- [练习任务]
把下方条目中从含有“transistor Q4 emitter”的那一行起，到含有“wire H16 <box>6 67 14 69</box>”的那一行止，逐字照抄一遍，首尾两行都要抄，其余各行不抄。

- [数据条目]
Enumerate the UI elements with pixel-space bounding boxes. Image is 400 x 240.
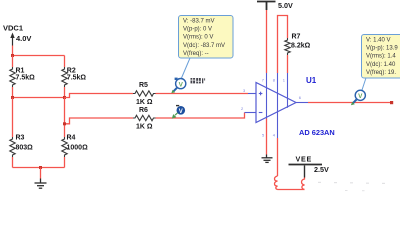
svg-text:7.5kΩ: 7.5kΩ: [67, 75, 87, 82]
svg-text:V(freq): --: V(freq): --: [183, 51, 209, 57]
resistor R4: [62, 137, 67, 157]
svg-text:V(p-p): 0 V: V(p-p): 0 V: [183, 27, 212, 33]
svg-text:1000Ω: 1000Ω: [67, 145, 89, 152]
wire pin5 to ground: [266, 119, 268, 155]
wire VDC1 to top rail: [12, 46, 14, 56]
wire op-amp output: [308, 102, 393, 104]
measurement box 1: [179, 16, 234, 59]
svg-text:V(p-p): 13.9: V(p-p): 13.9: [366, 46, 398, 52]
ground (op-amp REF): [262, 155, 273, 163]
svg-text:R3: R3: [16, 135, 25, 142]
resistor R7: [285, 38, 290, 55]
probe 3 leader line: [362, 79, 366, 91]
op-amp pin numbers top: [262, 78, 286, 83]
svg-text:V: V: [179, 81, 184, 88]
resistor R1: [12, 56, 14, 68]
svg-text:V: 1.40 V: V: 1.40 V: [366, 38, 390, 44]
wire R2 bottom to R4 top: [64, 98, 66, 138]
op-amp U1 pins (top): [267, 73, 288, 138]
node junction ground tap: [39, 166, 42, 169]
node junction mid-right: [63, 96, 66, 99]
wire R7 to op-amp pin 1: [287, 55, 289, 73]
wire upper signal path (to R5): [65, 94, 134, 98]
svg-text:5.0V: 5.0V: [278, 1, 293, 10]
probe 1 name text: [191, 78, 206, 83]
wire 5V to op-amp pin 7: [266, 10, 268, 73]
svg-text:8.2kΩ: 8.2kΩ: [291, 43, 311, 50]
node junction mid-left: [11, 96, 14, 99]
5.0V power rail symbol: [257, 2, 276, 11]
resistor R6: [133, 115, 156, 120]
op-amp U1 triangle: [256, 83, 296, 123]
svg-text:7.5kΩ: 7.5kΩ: [16, 75, 36, 82]
ground (left divider): [40, 168, 42, 179]
svg-text:AD 623AN: AD 623AN: [299, 128, 335, 137]
node junction lower tap: [63, 122, 66, 125]
svg-text:803Ω: 803Ω: [16, 145, 34, 152]
op-amp - input: [245, 112, 263, 114]
measurement box 2: [362, 35, 400, 79]
wire mid rail R1-R2: [13, 97, 65, 99]
node junction top-left: [11, 54, 14, 57]
wire bottom rail: [13, 167, 65, 169]
probe 1 (magnifier with V): [171, 78, 185, 94]
wire lower signal path (to R6): [65, 118, 134, 124]
VDC1 arrow symbol: [10, 33, 14, 46]
wire R5 to op-amp + input: [156, 93, 249, 95]
svg-text:U1: U1: [306, 76, 317, 85]
svg-text:V(rms): 0 V: V(rms): 0 V: [183, 35, 213, 41]
resistor R5: [133, 91, 156, 96]
svg-text:V(dc): -83.7 mV: V(dc): -83.7 mV: [183, 43, 225, 49]
op-amp + input: [248, 92, 262, 96]
op-amp pins bottom numbers: [262, 133, 276, 138]
svg-text:R6: R6: [139, 107, 148, 114]
svg-text:VEE: VEE: [296, 155, 312, 164]
svg-text:V: V: [179, 109, 183, 115]
svg-text:1K Ω: 1K Ω: [136, 99, 153, 106]
resistor R3: [12, 98, 14, 138]
probe 2 (filled V probe on lower path): [172, 106, 185, 119]
wire top rail: [13, 55, 65, 57]
VEE rail symbol: [289, 165, 323, 178]
wire R6 to op-amp - input: [156, 113, 245, 119]
svg-text:R5: R5: [139, 82, 148, 89]
svg-text:4.0V: 4.0V: [16, 34, 31, 43]
op-amp output pin: [296, 102, 308, 104]
node output end: [390, 101, 393, 104]
svg-text:V(rms): 1.4: V(rms): 1.4: [366, 54, 396, 60]
probe 3 (magnifier with V on output): [351, 90, 366, 105]
svg-text:V(dc): 1.40: V(dc): 1.40: [366, 62, 396, 68]
probe 1 leader line: [182, 58, 191, 78]
svg-text:R1: R1: [16, 68, 25, 75]
faint artifact dashes: [318, 182, 385, 191]
svg-text:V: V: [358, 93, 363, 100]
resistor R2: [64, 56, 66, 68]
wire pin4 to VEE (with coil kinks): [277, 138, 279, 176]
wire RG loop pin 8: [278, 16, 288, 74]
svg-text:2.5V: 2.5V: [314, 165, 329, 174]
svg-text:R7: R7: [292, 34, 301, 41]
svg-text:1K Ω: 1K Ω: [136, 124, 153, 131]
svg-text:R4: R4: [67, 135, 76, 142]
svg-text:R2: R2: [67, 68, 76, 75]
svg-text:V: -83.7 mV: V: -83.7 mV: [183, 19, 214, 25]
svg-text:V(freq): 19.: V(freq): 19.: [366, 70, 396, 76]
svg-text:VDC1: VDC1: [3, 24, 23, 33]
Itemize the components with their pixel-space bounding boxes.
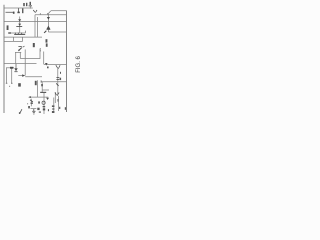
transistor Q4 emitter slant <box>44 30 47 33</box>
mark B29 <box>59 107 60 109</box>
marks B30 <box>65 107 66 110</box>
wire V5 <box>36 17 38 37</box>
wire H4 <box>35 14 67 16</box>
wire H16 <box>6 67 14 69</box>
text blob over H20 <box>40 92 46 93</box>
wire H10 with risers <box>4 37 23 41</box>
diode D2 <box>47 26 51 29</box>
wire H19 <box>41 81 67 83</box>
wire V6 <box>19 17 21 34</box>
wire H2 <box>6 11 15 13</box>
transistor Q3 bar <box>14 33 25 36</box>
wire left rail <box>3 5 5 113</box>
wire V4 <box>34 15 36 37</box>
wire H13 <box>20 49 40 59</box>
wire V9 <box>24 49 26 75</box>
transistor Q2 Y <box>33 10 36 13</box>
capacitor C3 bars <box>56 76 59 79</box>
diode D1 bar <box>16 25 22 28</box>
text 56 <box>23 3 25 6</box>
wire H7 <box>8 32 25 34</box>
wire V17a <box>54 92 56 103</box>
arrow on H15 <box>45 63 48 66</box>
wire V10b <box>19 53 21 59</box>
wire V17b <box>53 98 55 114</box>
wire V3 <box>29 6 31 9</box>
dashed vertical <box>39 48 42 49</box>
component blob under H15 <box>47 67 49 69</box>
diode D1 arrow <box>18 19 21 21</box>
wire H20 <box>42 89 49 91</box>
arrowhead down end H22 <box>46 98 49 100</box>
wire H14 <box>4 63 37 65</box>
box B24 <box>37 108 39 110</box>
text 64 <box>35 81 37 85</box>
text 76 <box>28 106 30 108</box>
node blob end of H2 <box>13 12 15 14</box>
tick H19 left end <box>40 80 43 82</box>
capacitor C1 <box>29 4 32 7</box>
arrowhead left H22 <box>28 96 31 98</box>
wire V15 <box>30 99 32 107</box>
wire V16b <box>57 96 59 111</box>
wire V18 <box>43 93 45 115</box>
tiny mark <box>26 103 29 104</box>
tiny mark <box>8 86 11 87</box>
transistor Q1 cluster <box>17 8 20 13</box>
wire right rail <box>66 11 68 113</box>
stack B28 <box>52 105 55 107</box>
tiny marks right of ground <box>39 111 41 112</box>
ground <box>32 109 35 111</box>
svg-text:FIG. 6: FIG. 6 <box>76 55 82 72</box>
wire bus H5 <box>4 20 67 22</box>
wire V13 <box>11 68 13 84</box>
marks B26 <box>43 106 46 107</box>
wire top bus H1 <box>4 7 33 9</box>
wire H9 <box>4 36 42 38</box>
wire H8 <box>48 31 66 33</box>
diode D1b arrow <box>18 24 21 26</box>
wire V16 <box>57 69 59 96</box>
wire stem Q5 <box>47 13 49 32</box>
text 54 mid <box>33 43 35 47</box>
marks B25 <box>38 101 40 103</box>
wire H3 <box>51 10 67 12</box>
arrow on H7 <box>8 32 11 34</box>
transistor Q8 Y <box>55 92 58 95</box>
transistor Q6 Y <box>56 65 59 69</box>
transistor Q9 blob <box>30 99 33 102</box>
text 150 <box>46 39 48 42</box>
mosfet M1 <box>18 45 21 48</box>
component mark on V8b <box>41 84 43 86</box>
diode D3 <box>16 68 18 71</box>
wire V12 <box>6 68 8 84</box>
wire diag into Q5 <box>49 11 51 14</box>
arrow head H17 <box>22 74 25 77</box>
arrow curve B21 <box>19 109 22 114</box>
wire H12 <box>15 51 21 53</box>
text 74 <box>60 78 62 80</box>
wire stub riser <box>24 31 26 33</box>
wire H17 arrow into node <box>18 75 24 77</box>
dot B27 <box>48 109 49 111</box>
wire V14 <box>36 80 38 97</box>
text 40 w arrow <box>18 83 21 86</box>
dots node <box>60 72 61 74</box>
capacitor C1 top text <box>26 3 27 6</box>
text 54 left <box>7 25 9 30</box>
transistor Q7 marks <box>56 83 59 86</box>
wire V8b <box>41 82 43 93</box>
wire H23 <box>31 108 37 110</box>
stub feet <box>6 82 8 85</box>
dots node2 <box>58 99 59 102</box>
wire H15 <box>44 63 67 65</box>
wire V10a <box>15 53 17 64</box>
wire H22 <box>29 96 48 98</box>
wire stub <box>46 13 48 15</box>
transistor Q5 arrow <box>47 17 50 20</box>
wire V8 <box>43 52 45 65</box>
transistor Q10 circle <box>42 101 45 104</box>
wire H18 <box>25 76 42 78</box>
wire stub <box>39 13 41 15</box>
capacitor C2 blob <box>10 67 13 69</box>
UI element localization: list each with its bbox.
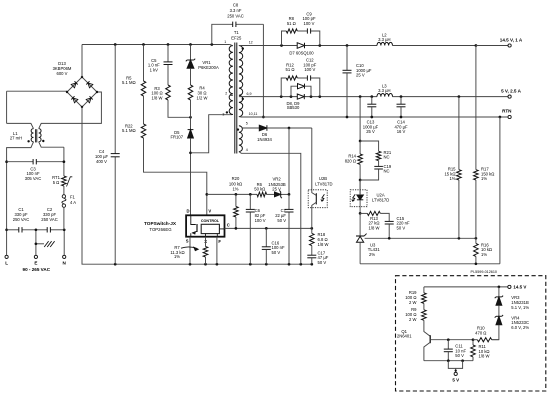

- [任务结果]
transistor Q4 emitter slant <box>44 30 47 33</box>
mark B29 <box>59 107 60 109</box>
marks B30 <box>65 107 66 110</box>
wire V5 <box>36 17 38 37</box>
wire H4 <box>35 14 67 16</box>
wire H16 <box>6 67 14 69</box>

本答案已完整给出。